◆ **Requirements**
Give the entries back exactly, dropping each image.

# START OF Records for processing

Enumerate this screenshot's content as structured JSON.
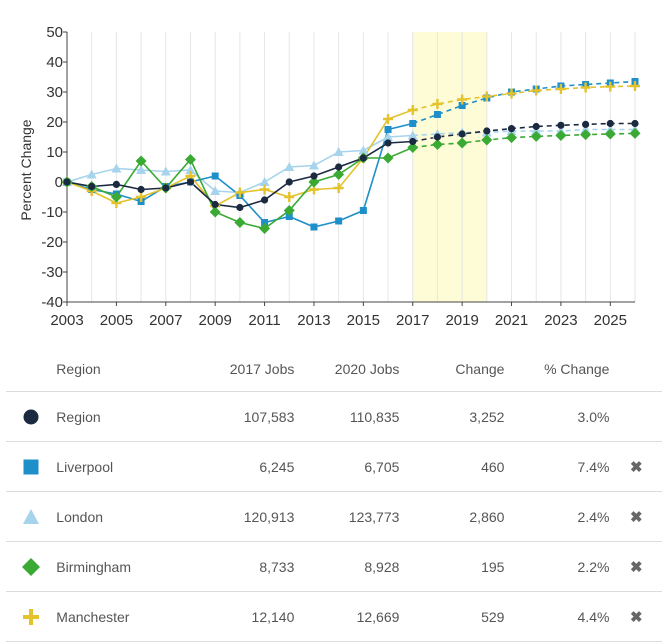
{
  "chart_data": {
    "type": "line",
    "ylabel": "Percent Change",
    "ylim": [
      -40,
      50
    ],
    "yticks": [
      50,
      40,
      30,
      20,
      10,
      0,
      -10,
      -20,
      -30,
      -40
    ],
    "xlim": [
      2003,
      2026
    ],
    "xticks": [
      2003,
      2005,
      2007,
      2009,
      2011,
      2013,
      2015,
      2017,
      2019,
      2021,
      2023,
      2025
    ],
    "highlight": {
      "from": 2017,
      "to": 2020,
      "color": "#fdfcd6"
    },
    "projection_from": 2017,
    "grid": "vertical",
    "x": [
      2003,
      2004,
      2005,
      2006,
      2007,
      2008,
      2009,
      2010,
      2011,
      2012,
      2013,
      2014,
      2015,
      2016,
      2017,
      2018,
      2019,
      2020,
      2021,
      2022,
      2023,
      2024,
      2025,
      2026
    ],
    "series": [
      {
        "name": "Region",
        "color": "#1b2a41",
        "marker": "circle",
        "values": [
          0,
          -1.5,
          -0.8,
          -2.5,
          -2,
          0,
          -7.5,
          -8.5,
          -6,
          0,
          2,
          5,
          8,
          13,
          13.5,
          15,
          16,
          17,
          17.8,
          18.5,
          18.9,
          19.2,
          19.5,
          19.5
        ]
      },
      {
        "name": "Liverpool",
        "color": "#1f8fc9",
        "marker": "square",
        "values": [
          0,
          -2.5,
          -4,
          -6.5,
          -1.5,
          0,
          2,
          -4.5,
          -13.5,
          -11.5,
          -15,
          -13,
          -9.5,
          17.5,
          19.5,
          22.5,
          25.5,
          28,
          30,
          31,
          32,
          32.5,
          33,
          33.5
        ]
      },
      {
        "name": "London",
        "color": "#a6d4ec",
        "marker": "triangle",
        "values": [
          0,
          2.5,
          4.5,
          4,
          3.5,
          4,
          -3,
          -3.5,
          0,
          5,
          5.5,
          10,
          10.5,
          15,
          15.5,
          16,
          16.5,
          16.5,
          17,
          17,
          17,
          17.5,
          17.5,
          17.5
        ]
      },
      {
        "name": "Birmingham",
        "color": "#3aaa35",
        "marker": "diamond",
        "values": [
          0,
          -1.5,
          -5,
          7,
          -2,
          7.5,
          -10,
          -13.5,
          -15.5,
          -9.5,
          0,
          2.5,
          8,
          8,
          11.5,
          12.5,
          13,
          14,
          14.8,
          15.2,
          15.5,
          15.8,
          16,
          16.2
        ]
      },
      {
        "name": "Manchester",
        "color": "#e3c22b",
        "marker": "plus",
        "values": [
          0,
          -3,
          -7,
          -5,
          -2,
          2,
          -8,
          -3.5,
          -2.5,
          -5,
          -2.5,
          -2,
          8,
          21,
          24,
          26,
          27.5,
          28.5,
          29.5,
          30.5,
          31,
          31.5,
          31.8,
          32
        ]
      }
    ]
  },
  "table": {
    "headers": {
      "region": "Region",
      "jobs_2017": "2017 Jobs",
      "jobs_2020": "2020 Jobs",
      "change": "Change",
      "pct_change": "% Change"
    },
    "rows": [
      {
        "name": "Region",
        "jobs_2017": "107,583",
        "jobs_2020": "110,835",
        "change": "3,252",
        "pct": "3.0%",
        "removable": false,
        "remove_label": ""
      },
      {
        "name": "Liverpool",
        "jobs_2017": "6,245",
        "jobs_2020": "6,705",
        "change": "460",
        "pct": "7.4%",
        "removable": true,
        "remove_label": "✖"
      },
      {
        "name": "London",
        "jobs_2017": "120,913",
        "jobs_2020": "123,773",
        "change": "2,860",
        "pct": "2.4%",
        "removable": true,
        "remove_label": "✖"
      },
      {
        "name": "Birmingham",
        "jobs_2017": "8,733",
        "jobs_2020": "8,928",
        "change": "195",
        "pct": "2.2%",
        "removable": true,
        "remove_label": "✖"
      },
      {
        "name": "Manchester",
        "jobs_2017": "12,140",
        "jobs_2020": "12,669",
        "change": "529",
        "pct": "4.4%",
        "removable": true,
        "remove_label": "✖"
      }
    ]
  }
}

# END OF Records for processing

◆ **Solution for this exercise**
Enumerate this screenshot's content as structured JSON.
{
  "chart_data": {
    "type": "line",
    "ylabel": "Percent Change",
    "ylim": [
      -40,
      50
    ],
    "yticks": [
      50,
      40,
      30,
      20,
      10,
      0,
      -10,
      -20,
      -30,
      -40
    ],
    "xlim": [
      2003,
      2026
    ],
    "xticks": [
      2003,
      2005,
      2007,
      2009,
      2011,
      2013,
      2015,
      2017,
      2019,
      2021,
      2023,
      2025
    ],
    "highlight": {
      "from": 2017,
      "to": 2020,
      "color": "#fdfcd6"
    },
    "projection_from": 2017,
    "grid": "vertical",
    "x": [
      2003,
      2004,
      2005,
      2006,
      2007,
      2008,
      2009,
      2010,
      2011,
      2012,
      2013,
      2014,
      2015,
      2016,
      2017,
      2018,
      2019,
      2020,
      2021,
      2022,
      2023,
      2024,
      2025,
      2026
    ],
    "series": [
      {
        "name": "Region",
        "color": "#1b2a41",
        "marker": "circle",
        "values": [
          0,
          -1.5,
          -0.8,
          -2.5,
          -2,
          0,
          -7.5,
          -8.5,
          -6,
          0,
          2,
          5,
          8,
          13,
          13.5,
          15,
          16,
          17,
          17.8,
          18.5,
          18.9,
          19.2,
          19.5,
          19.5
        ]
      },
      {
        "name": "Liverpool",
        "color": "#1f8fc9",
        "marker": "square",
        "values": [
          0,
          -2.5,
          -4,
          -6.5,
          -1.5,
          0,
          2,
          -4.5,
          -13.5,
          -11.5,
          -15,
          -13,
          -9.5,
          17.5,
          19.5,
          22.5,
          25.5,
          28,
          30,
          31,
          32,
          32.5,
          33,
          33.5
        ]
      },
      {
        "name": "London",
        "color": "#a6d4ec",
        "marker": "triangle",
        "values": [
          0,
          2.5,
          4.5,
          4,
          3.5,
          4,
          -3,
          -3.5,
          0,
          5,
          5.5,
          10,
          10.5,
          15,
          15.5,
          16,
          16.5,
          16.5,
          17,
          17,
          17,
          17.5,
          17.5,
          17.5
        ]
      },
      {
        "name": "Birmingham",
        "color": "#3aaa35",
        "marker": "diamond",
        "values": [
          0,
          -1.5,
          -5,
          7,
          -2,
          7.5,
          -10,
          -13.5,
          -15.5,
          -9.5,
          0,
          2.5,
          8,
          8,
          11.5,
          12.5,
          13,
          14,
          14.8,
          15.2,
          15.5,
          15.8,
          16,
          16.2
        ]
      },
      {
        "name": "Manchester",
        "color": "#e3c22b",
        "marker": "plus",
        "values": [
          0,
          -3,
          -7,
          -5,
          -2,
          2,
          -8,
          -3.5,
          -2.5,
          -5,
          -2.5,
          -2,
          8,
          21,
          24,
          26,
          27.5,
          28.5,
          29.5,
          30.5,
          31,
          31.5,
          31.8,
          32
        ]
      }
    ]
  },
  "table": {
    "headers": {
      "region": "Region",
      "jobs_2017": "2017 Jobs",
      "jobs_2020": "2020 Jobs",
      "change": "Change",
      "pct_change": "% Change"
    },
    "rows": [
      {
        "name": "Region",
        "jobs_2017": "107,583",
        "jobs_2020": "110,835",
        "change": "3,252",
        "pct": "3.0%",
        "removable": false,
        "remove_label": ""
      },
      {
        "name": "Liverpool",
        "jobs_2017": "6,245",
        "jobs_2020": "6,705",
        "change": "460",
        "pct": "7.4%",
        "removable": true,
        "remove_label": "✖"
      },
      {
        "name": "London",
        "jobs_2017": "120,913",
        "jobs_2020": "123,773",
        "change": "2,860",
        "pct": "2.4%",
        "removable": true,
        "remove_label": "✖"
      },
      {
        "name": "Birmingham",
        "jobs_2017": "8,733",
        "jobs_2020": "8,928",
        "change": "195",
        "pct": "2.2%",
        "removable": true,
        "remove_label": "✖"
      },
      {
        "name": "Manchester",
        "jobs_2017": "12,140",
        "jobs_2020": "12,669",
        "change": "529",
        "pct": "4.4%",
        "removable": true,
        "remove_label": "✖"
      }
    ]
  }
}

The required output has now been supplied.